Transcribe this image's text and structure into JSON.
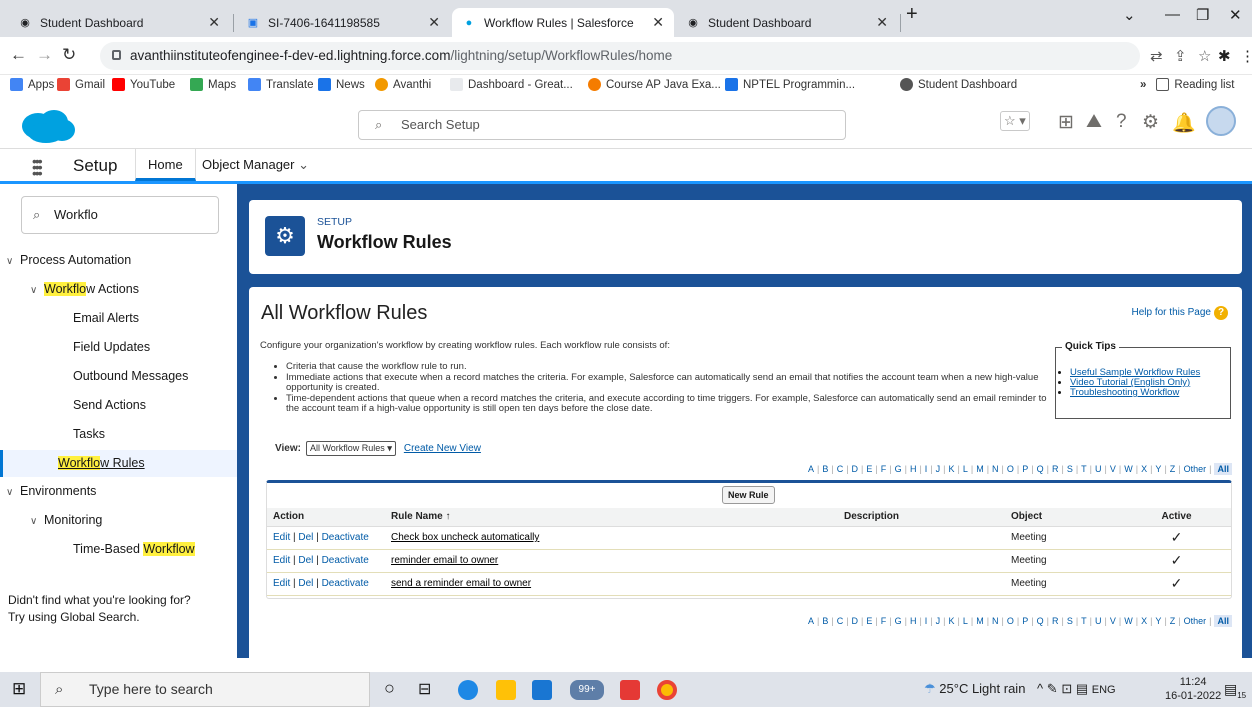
{
  "browser": {
    "tabs": [
      {
        "label": "Student Dashboard",
        "icon": "globe-icon"
      },
      {
        "label": "SI-7406-1641198585",
        "icon": "doc-icon"
      },
      {
        "label": "Workflow Rules | Salesforce",
        "icon": "salesforce-cloud-icon",
        "active": true
      },
      {
        "label": "Student Dashboard",
        "icon": "globe-icon"
      }
    ],
    "url_host": "avanthiinstituteofenginee-f-dev-ed.lightning.force.com",
    "url_path": "/lightning/setup/WorkflowRules/home",
    "bookmarks": [
      "Apps",
      "Gmail",
      "YouTube",
      "Maps",
      "Translate",
      "News",
      "Avanthi",
      "Dashboard - Great...",
      "Course AP Java Exa...",
      "NPTEL Programmin...",
      "Student Dashboard"
    ],
    "reading_list": "Reading list"
  },
  "header": {
    "search_placeholder": "Search Setup"
  },
  "appbar": {
    "app_name": "Setup",
    "tabs": [
      "Home",
      "Object Manager"
    ]
  },
  "sidebar": {
    "quick_find": "Workflo",
    "items": {
      "process_automation": "Process Automation",
      "workflow_actions_hl": "Workflo",
      "workflow_actions_rest": "w Actions",
      "email_alerts": "Email Alerts",
      "field_updates": "Field Updates",
      "outbound_messages": "Outbound Messages",
      "send_actions": "Send Actions",
      "tasks": "Tasks",
      "workflow_rules_hl": "Workflo",
      "workflow_rules_rest": "w Rules",
      "environments": "Environments",
      "monitoring": "Monitoring",
      "time_based_pre": "Time-Based ",
      "time_based_hl": "Workflow"
    },
    "not_found_line1": "Didn't find what you're looking for?",
    "not_found_line2": "Try using Global Search."
  },
  "title_card": {
    "eyebrow": "SETUP",
    "title": "Workflow Rules"
  },
  "main": {
    "heading": "All Workflow Rules",
    "help": "Help for this Page",
    "intro": "Configure your organization's workflow by creating workflow rules. Each workflow rule consists of:",
    "bullets": [
      "Criteria that cause the workflow rule to run.",
      "Immediate actions that execute when a record matches the criteria. For example, Salesforce can automatically send an email that notifies the account team when a new high-value opportunity is created.",
      "Time-dependent actions that queue when a record matches the criteria, and execute according to time triggers. For example, Salesforce can automatically send an email reminder to the account team if a high-value opportunity is still open ten days before the close date."
    ],
    "quick_tips_title": "Quick Tips",
    "quick_tips": [
      "Useful Sample Workflow Rules",
      "Video Tutorial (English Only)",
      "Troubleshooting Workflow"
    ],
    "view_label": "View:",
    "view_value": "All Workflow Rules",
    "create_view": "Create New View",
    "alphabet": [
      "A",
      "B",
      "C",
      "D",
      "E",
      "F",
      "G",
      "H",
      "I",
      "J",
      "K",
      "L",
      "M",
      "N",
      "O",
      "P",
      "Q",
      "R",
      "S",
      "T",
      "U",
      "V",
      "W",
      "X",
      "Y",
      "Z",
      "Other",
      "All"
    ],
    "new_rule": "New Rule",
    "columns": {
      "action": "Action",
      "rule_name": "Rule Name ↑",
      "description": "Description",
      "object": "Object",
      "active": "Active"
    },
    "action_links": {
      "edit": "Edit",
      "del": "Del",
      "deactivate": "Deactivate"
    },
    "rows": [
      {
        "rule_name": "Check box uncheck automatically",
        "description": "",
        "object": "Meeting",
        "active": "✓"
      },
      {
        "rule_name": "reminder email to owner",
        "description": "",
        "object": "Meeting",
        "active": "✓"
      },
      {
        "rule_name": "send a reminder email to owner",
        "description": "",
        "object": "Meeting",
        "active": "✓"
      }
    ]
  },
  "taskbar": {
    "search_placeholder": "Type here to search",
    "badge": "99+",
    "weather": "25°C  Light rain",
    "lang": "ENG",
    "time": "11:24",
    "date": "16-01-2022",
    "notif": "15"
  }
}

TO BE DONE: Every line in the data above that contains "example" needs to be copied.

RESPONSE:
      "Immediate actions that execute when a record matches the criteria. For example, Salesforce can automatically send an email that notifies the account team when a new high-value opportunity is created.",
      "Time-dependent actions that queue when a record matches the criteria, and execute according to time triggers. For example, Salesforce can automatically send an email reminder to the account team if a high-value opportunity is still open ten days before the close date."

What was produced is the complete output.